** TASK DESCRIPTION **
Using the entries that follow, count the lines containing the word "Preparations" and give that number by itself.

===== MATERIAL SHOWN

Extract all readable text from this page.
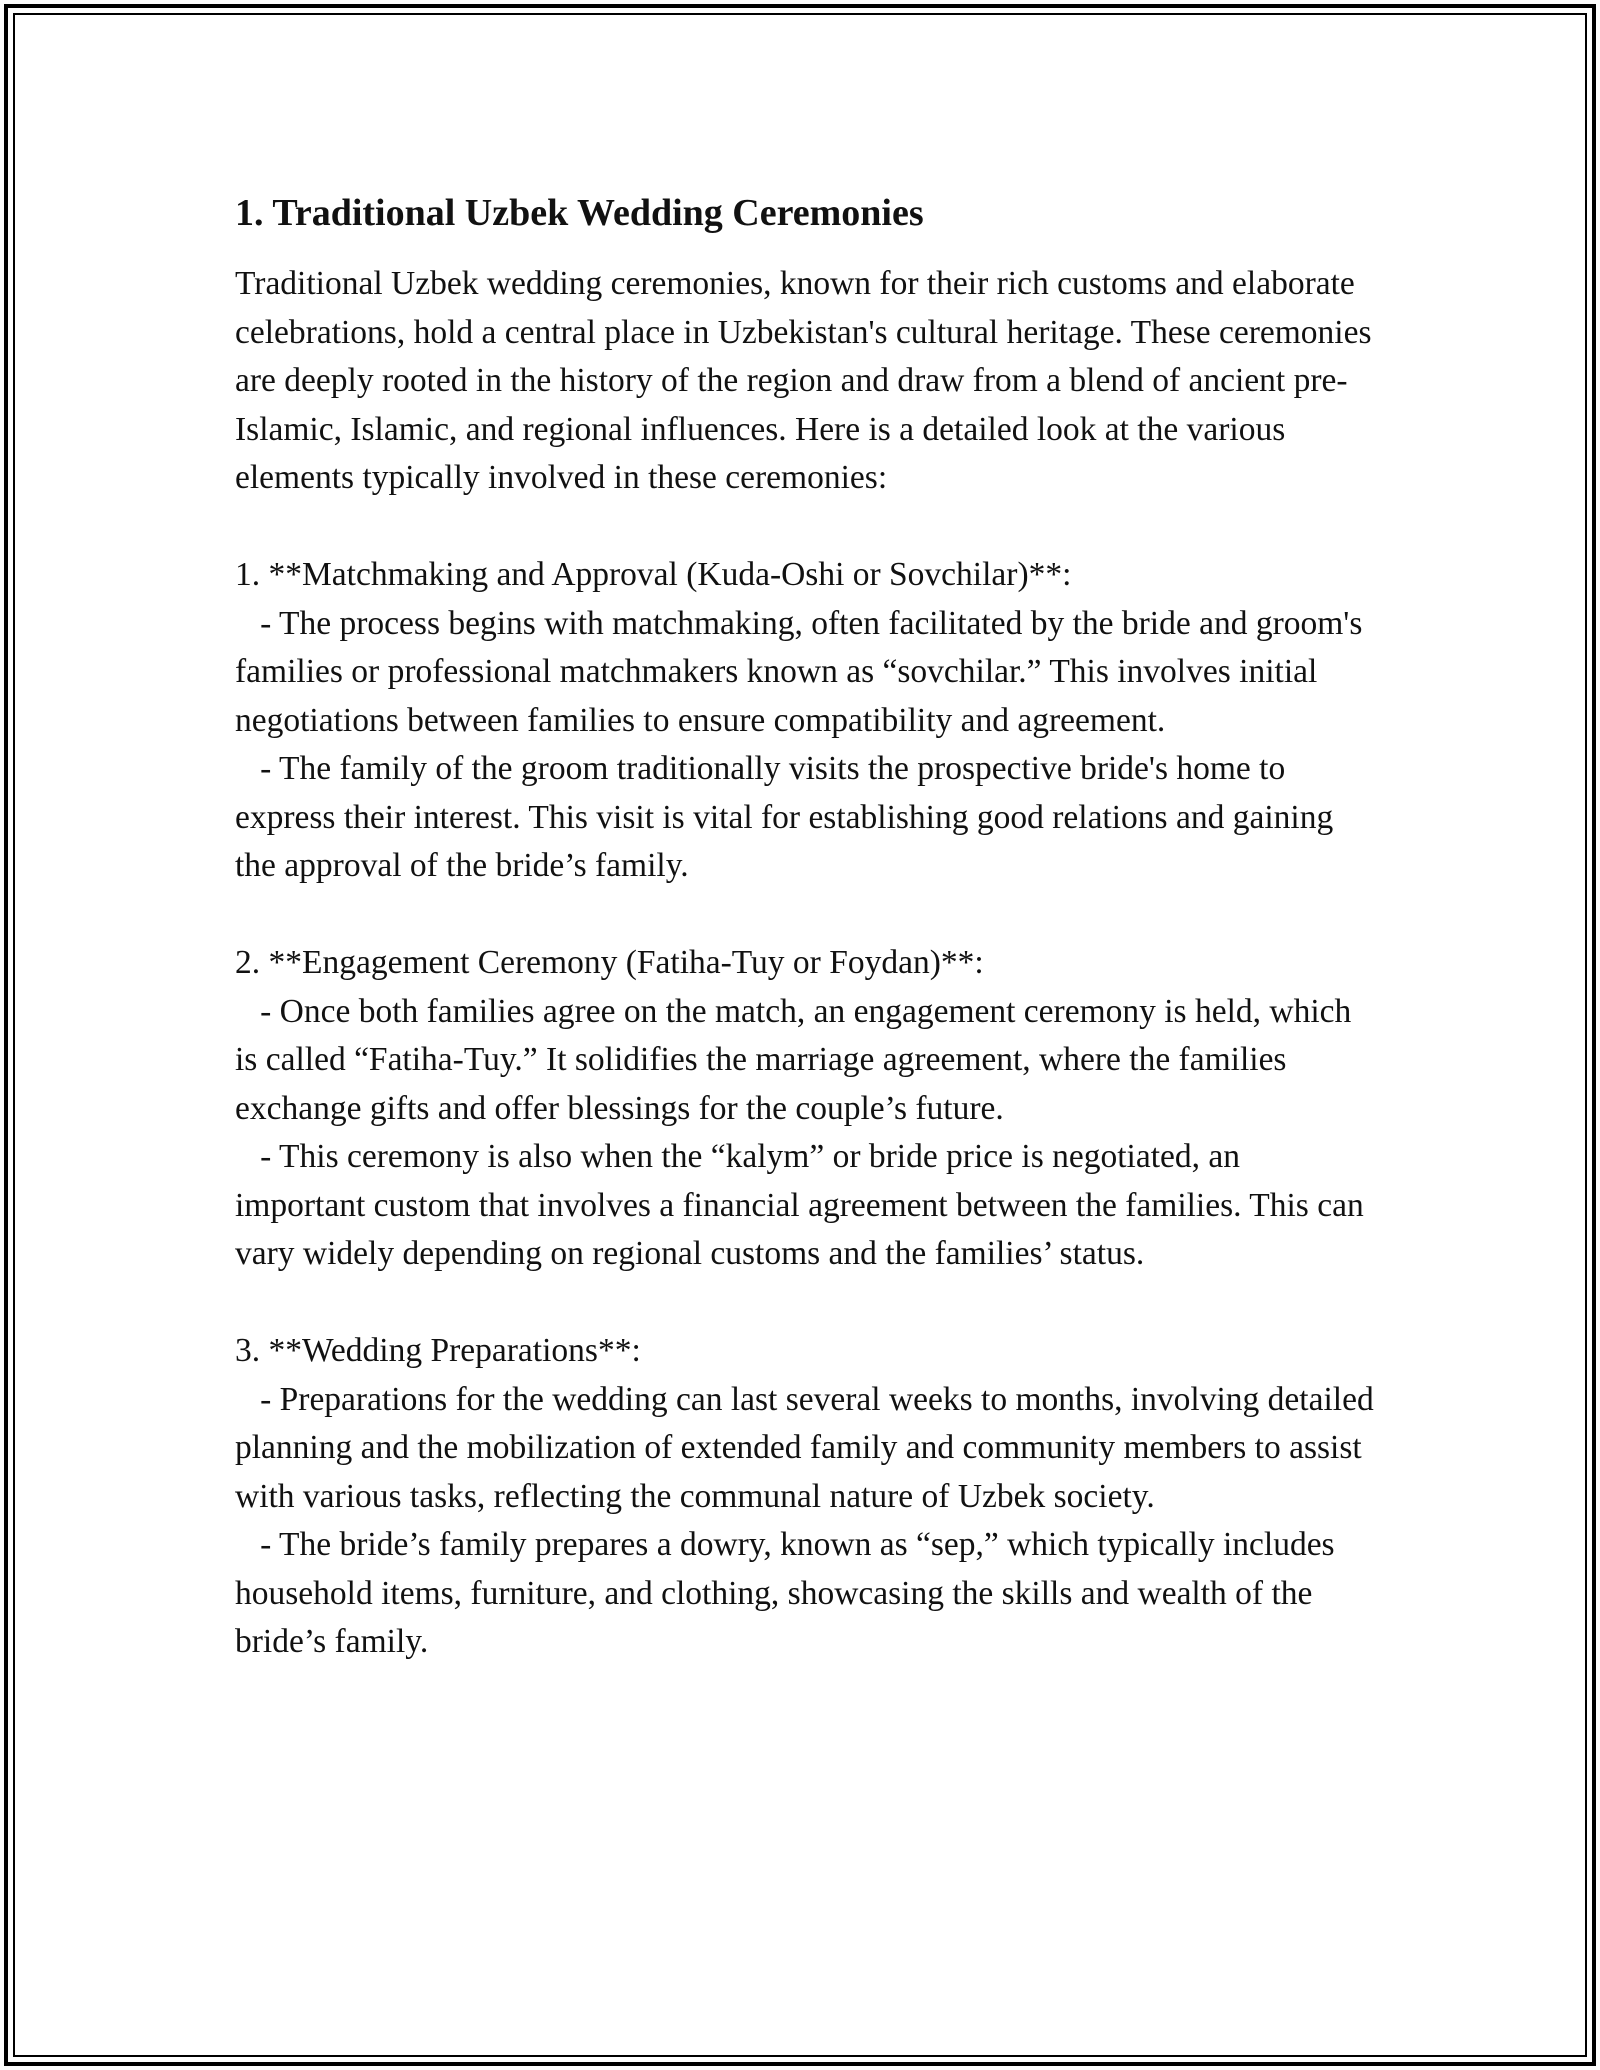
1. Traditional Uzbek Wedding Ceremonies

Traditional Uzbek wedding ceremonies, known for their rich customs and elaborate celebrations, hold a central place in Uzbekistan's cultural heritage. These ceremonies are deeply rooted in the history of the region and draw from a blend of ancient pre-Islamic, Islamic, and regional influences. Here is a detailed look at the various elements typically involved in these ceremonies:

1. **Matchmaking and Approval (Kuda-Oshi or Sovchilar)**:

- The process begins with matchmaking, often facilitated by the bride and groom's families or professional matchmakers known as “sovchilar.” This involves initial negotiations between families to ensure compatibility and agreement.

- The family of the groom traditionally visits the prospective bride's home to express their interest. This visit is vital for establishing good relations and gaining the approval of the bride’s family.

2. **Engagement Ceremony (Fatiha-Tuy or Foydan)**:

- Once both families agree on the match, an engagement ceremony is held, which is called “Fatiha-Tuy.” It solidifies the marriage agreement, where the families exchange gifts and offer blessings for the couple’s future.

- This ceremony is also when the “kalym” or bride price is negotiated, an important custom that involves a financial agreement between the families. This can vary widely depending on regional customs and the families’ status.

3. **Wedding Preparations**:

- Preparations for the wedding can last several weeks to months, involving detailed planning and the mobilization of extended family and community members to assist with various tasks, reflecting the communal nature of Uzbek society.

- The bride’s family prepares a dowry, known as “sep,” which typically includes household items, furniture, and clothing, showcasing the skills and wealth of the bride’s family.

==========
===== MATERIAL SHOWN

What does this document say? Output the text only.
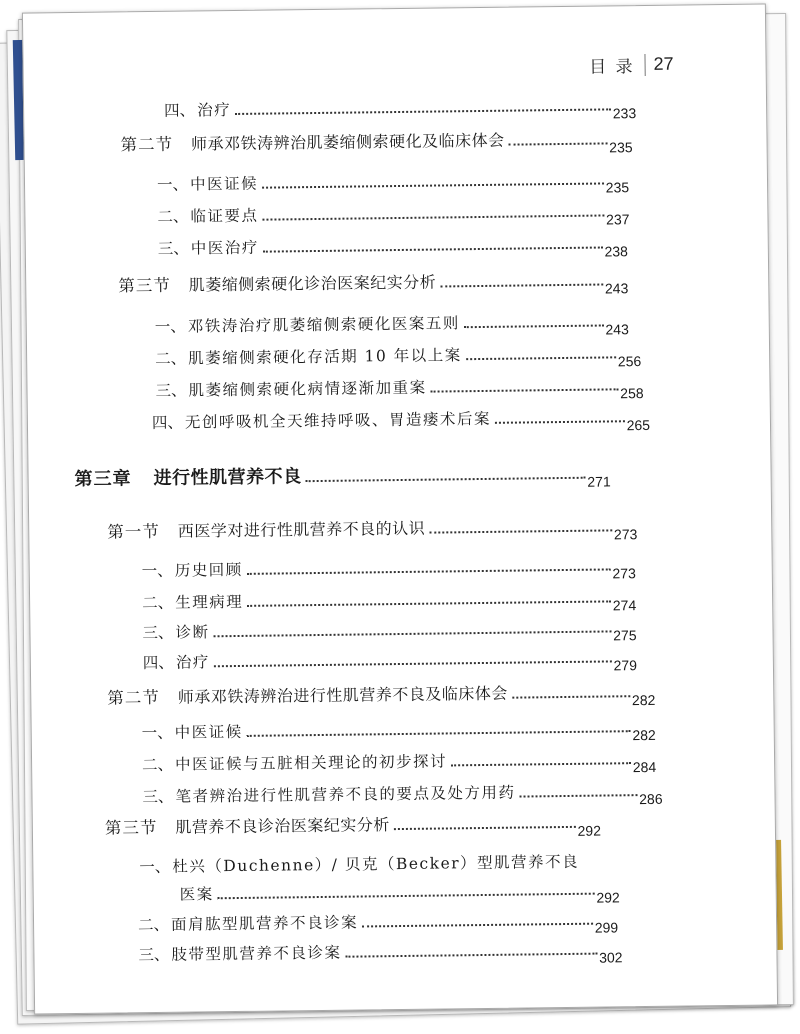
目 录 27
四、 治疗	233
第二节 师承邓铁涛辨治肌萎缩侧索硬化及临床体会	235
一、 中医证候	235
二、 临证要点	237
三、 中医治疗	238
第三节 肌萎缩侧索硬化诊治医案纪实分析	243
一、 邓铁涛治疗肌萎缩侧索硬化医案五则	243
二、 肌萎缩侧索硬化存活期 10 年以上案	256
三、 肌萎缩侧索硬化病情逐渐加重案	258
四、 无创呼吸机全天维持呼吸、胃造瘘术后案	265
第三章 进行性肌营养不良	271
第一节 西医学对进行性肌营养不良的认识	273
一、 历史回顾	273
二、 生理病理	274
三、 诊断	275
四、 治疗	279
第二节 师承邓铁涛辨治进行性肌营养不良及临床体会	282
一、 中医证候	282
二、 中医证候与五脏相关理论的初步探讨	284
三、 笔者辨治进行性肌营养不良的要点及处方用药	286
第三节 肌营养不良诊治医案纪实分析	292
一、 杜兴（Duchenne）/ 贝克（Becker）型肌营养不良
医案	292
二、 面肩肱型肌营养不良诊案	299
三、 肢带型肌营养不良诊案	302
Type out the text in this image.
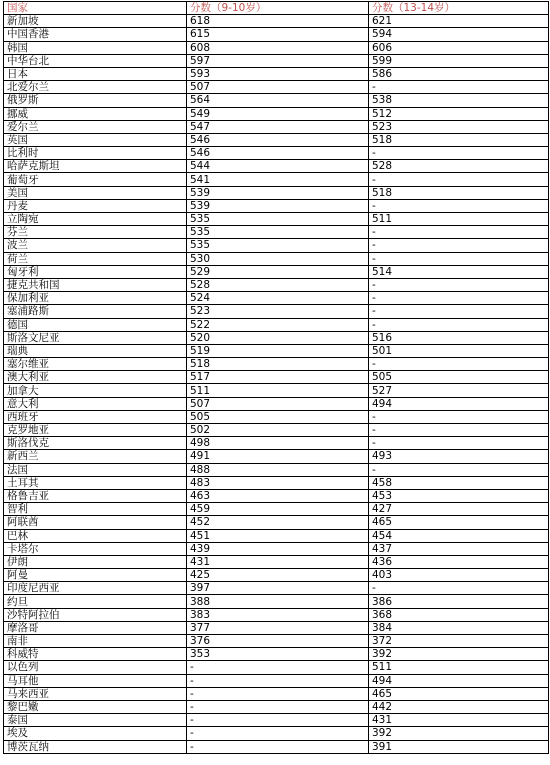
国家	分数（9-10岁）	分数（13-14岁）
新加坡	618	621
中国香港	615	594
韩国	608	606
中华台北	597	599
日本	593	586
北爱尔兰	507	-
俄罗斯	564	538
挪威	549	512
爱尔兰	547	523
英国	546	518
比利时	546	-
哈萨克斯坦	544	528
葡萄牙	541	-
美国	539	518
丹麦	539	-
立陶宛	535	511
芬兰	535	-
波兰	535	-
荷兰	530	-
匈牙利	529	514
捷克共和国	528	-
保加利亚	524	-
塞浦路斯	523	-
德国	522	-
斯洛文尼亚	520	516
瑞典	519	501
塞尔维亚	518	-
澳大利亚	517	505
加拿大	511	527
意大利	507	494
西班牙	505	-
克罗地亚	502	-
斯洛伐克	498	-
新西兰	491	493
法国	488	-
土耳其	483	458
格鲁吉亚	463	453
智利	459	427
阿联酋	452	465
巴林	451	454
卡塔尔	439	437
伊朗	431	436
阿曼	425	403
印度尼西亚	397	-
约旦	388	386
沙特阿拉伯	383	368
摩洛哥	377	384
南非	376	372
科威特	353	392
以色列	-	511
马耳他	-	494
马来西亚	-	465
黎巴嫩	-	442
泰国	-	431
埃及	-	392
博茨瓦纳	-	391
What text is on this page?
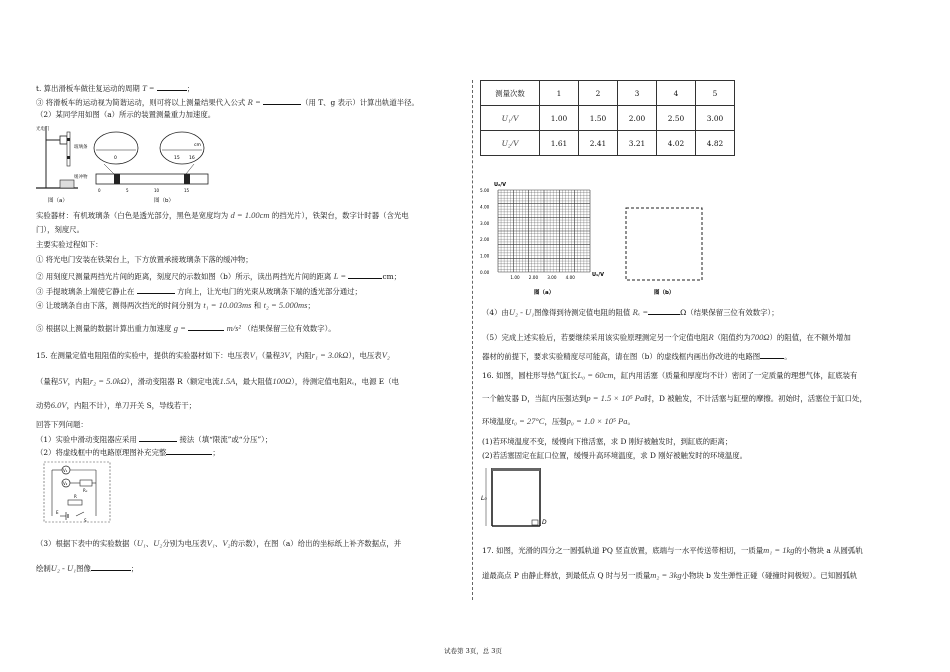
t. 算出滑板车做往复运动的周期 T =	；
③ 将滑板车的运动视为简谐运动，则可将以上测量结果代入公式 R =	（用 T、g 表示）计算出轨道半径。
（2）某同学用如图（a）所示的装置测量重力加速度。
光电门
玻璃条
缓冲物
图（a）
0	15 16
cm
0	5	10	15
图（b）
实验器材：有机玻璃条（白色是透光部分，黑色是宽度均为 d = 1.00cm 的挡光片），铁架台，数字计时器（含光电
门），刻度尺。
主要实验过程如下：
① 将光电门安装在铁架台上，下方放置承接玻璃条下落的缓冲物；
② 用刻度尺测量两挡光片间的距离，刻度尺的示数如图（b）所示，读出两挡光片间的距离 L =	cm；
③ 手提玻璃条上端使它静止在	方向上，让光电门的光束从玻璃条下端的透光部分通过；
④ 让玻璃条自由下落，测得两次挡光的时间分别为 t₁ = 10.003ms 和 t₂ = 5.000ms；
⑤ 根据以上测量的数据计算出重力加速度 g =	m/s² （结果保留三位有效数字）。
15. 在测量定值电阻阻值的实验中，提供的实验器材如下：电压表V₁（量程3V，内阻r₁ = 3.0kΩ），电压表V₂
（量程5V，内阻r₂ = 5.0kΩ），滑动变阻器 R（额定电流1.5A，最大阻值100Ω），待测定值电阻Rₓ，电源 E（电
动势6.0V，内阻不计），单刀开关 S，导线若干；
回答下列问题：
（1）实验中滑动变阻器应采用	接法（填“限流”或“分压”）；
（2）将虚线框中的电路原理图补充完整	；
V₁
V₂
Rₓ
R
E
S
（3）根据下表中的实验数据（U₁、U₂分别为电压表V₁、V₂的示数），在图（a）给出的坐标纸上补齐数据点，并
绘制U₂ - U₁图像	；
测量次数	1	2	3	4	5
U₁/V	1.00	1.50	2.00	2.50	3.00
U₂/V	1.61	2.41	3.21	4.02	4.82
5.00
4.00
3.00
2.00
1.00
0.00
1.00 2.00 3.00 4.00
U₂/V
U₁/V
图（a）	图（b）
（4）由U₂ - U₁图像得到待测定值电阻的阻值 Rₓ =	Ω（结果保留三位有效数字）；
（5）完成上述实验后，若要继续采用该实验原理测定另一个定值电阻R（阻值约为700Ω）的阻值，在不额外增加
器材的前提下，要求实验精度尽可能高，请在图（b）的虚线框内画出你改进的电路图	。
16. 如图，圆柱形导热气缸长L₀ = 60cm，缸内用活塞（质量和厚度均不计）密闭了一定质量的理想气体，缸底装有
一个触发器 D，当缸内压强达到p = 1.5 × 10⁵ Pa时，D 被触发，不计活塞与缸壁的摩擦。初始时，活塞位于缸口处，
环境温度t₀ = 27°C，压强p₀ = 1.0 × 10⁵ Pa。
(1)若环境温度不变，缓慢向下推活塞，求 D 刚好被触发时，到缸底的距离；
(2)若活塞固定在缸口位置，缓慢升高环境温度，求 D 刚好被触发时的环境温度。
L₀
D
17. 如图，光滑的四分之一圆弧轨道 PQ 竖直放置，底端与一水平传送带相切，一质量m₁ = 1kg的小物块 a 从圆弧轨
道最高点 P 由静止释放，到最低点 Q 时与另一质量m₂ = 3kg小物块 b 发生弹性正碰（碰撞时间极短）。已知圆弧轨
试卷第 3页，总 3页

==========

** EXERCISE ANSWER **
2